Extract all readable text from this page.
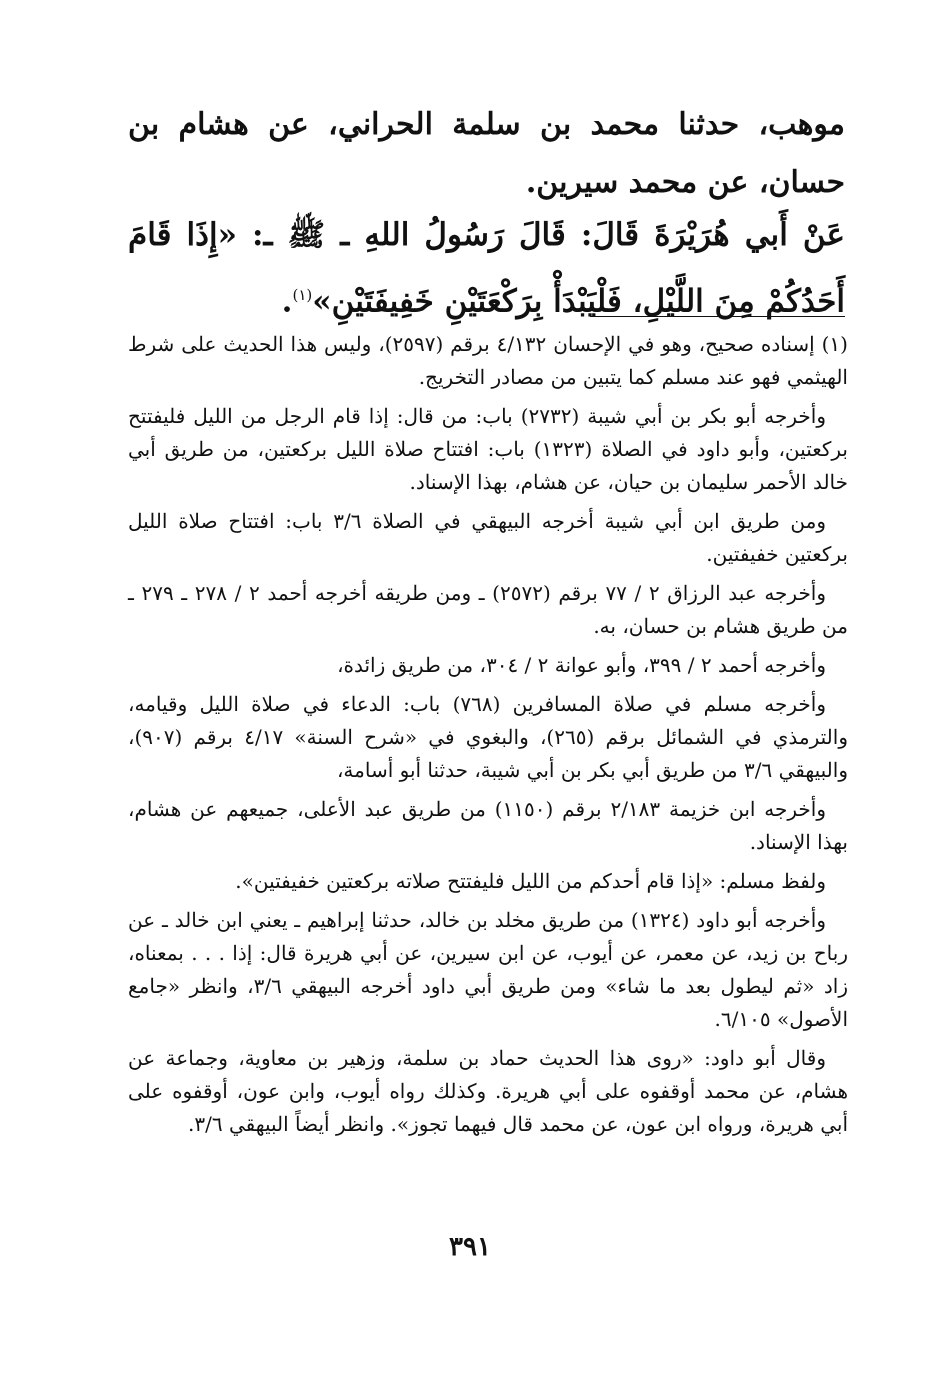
موهب، حدثنا محمد بن سلمة الحراني، عن هشام بن حسان، عن محمد سيرين.
عَنْ أَبي هُرَيْرَةَ قَالَ: قَالَ رَسُولُ اللهِ ـ ﷺ ـ: «إِذَا قَامَ أَحَدُكُمْ مِنَ اللَّيْلِ، فَلْيَبْدَأْ بِرَكْعَتَيْنِ خَفِيفَتَيْنِ»$^{(١)}$.

(١) إسناده صحيح، وهو في الإحسان ٤/١٣٢ برقم (٢٥٩٧)، وليس هذا الحديث على شرط الهيثمي فهو عند مسلم كما يتبين من مصادر التخريج.

وأخرجه أبو بكر بن أبي شيبة (٢٧٣٢) باب: من قال: إذا قام الرجل من الليل فليفتتح بركعتين، وأبو داود في الصلاة (١٣٢٣) باب: افتتاح صلاة الليل بركعتين، من طريق أبي خالد الأحمر سليمان بن حيان، عن هشام، بهذا الإسناد.

ومن طريق ابن أبي شيبة أخرجه البيهقي في الصلاة ٣/٦ باب: افتتاح صلاة الليل بركعتين خفيفتين.

وأخرجه عبد الرزاق ٢ / ٧٧ برقم (٢٥٧٢) ـ ومن طريقه أخرجه أحمد ٢ / ٢٧٨ ـ ٢٧٩ ـ من طريق هشام بن حسان، به.

وأخرجه أحمد ٢ / ٣٩٩، وأبو عوانة ٢ / ٣٠٤، من طريق زائدة،

وأخرجه مسلم في صلاة المسافرين (٧٦٨) باب: الدعاء في صلاة الليل وقيامه، والترمذي في الشمائل برقم (٢٦٥)، والبغوي في «شرح السنة» ٤/١٧ برقم (٩٠٧)، والبيهقي ٣/٦ من طريق أبي بكر بن أبي شيبة، حدثنا أبو أسامة،

وأخرجه ابن خزيمة ٢/١٨٣ برقم (١١٥٠) من طريق عبد الأعلى، جميعهم عن هشام، بهذا الإسناد.

ولفظ مسلم: «إذا قام أحدكم من الليل فليفتتح صلاته بركعتين خفيفتين».

وأخرجه أبو داود (١٣٢٤) من طريق مخلد بن خالد، حدثنا إبراهيم ـ يعني ابن خالد ـ عن رباح بن زيد، عن معمر، عن أيوب، عن ابن سيرين، عن أبي هريرة قال: إذا . . . بمعناه، زاد «ثم ليطول بعد ما شاء» ومن طريق أبي داود أخرجه البيهقي ٣/٦، وانظر «جامع الأصول» ٦/١٠٥.

وقال أبو داود: «روى هذا الحديث حماد بن سلمة، وزهير بن معاوية، وجماعة عن هشام، عن محمد أوقفوه على أبي هريرة. وكذلك رواه أيوب، وابن عون، أوقفوه على أبي هريرة، ورواه ابن عون، عن محمد قال فيهما تجوز». وانظر أيضاً البيهقي ٣/٦.

٣٩١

Exercise details: Look through the material and copy each line that has "الليل".

Problem solution:
وأخرجه أبو بكر بن أبي شيبة (٢٧٣٢) باب: من قال: إذا قام الرجل من الليل فليفتتح بركعتين، وأبو داود في الصلاة (١٣٢٣) باب: افتتاح صلاة الليل بركعتين، من طريق أبي خالد الأحمر سليمان بن حيان، عن هشام، بهذا الإسناد.
ومن طريق ابن أبي شيبة أخرجه البيهقي في الصلاة ٣/٦ باب: افتتاح صلاة الليل بركعتين خفيفتين.
وأخرجه مسلم في صلاة المسافرين (٧٦٨) باب: الدعاء في صلاة الليل وقيامه، والترمذي في الشمائل برقم (٢٦٥)، والبغوي في «شرح السنة» ٤/١٧ برقم (٩٠٧)، والبيهقي ٣/٦ من طريق أبي بكر بن أبي شيبة، حدثنا أبو أسامة،
ولفظ مسلم: «إذا قام أحدكم من الليل فليفتتح صلاته بركعتين خفيفتين».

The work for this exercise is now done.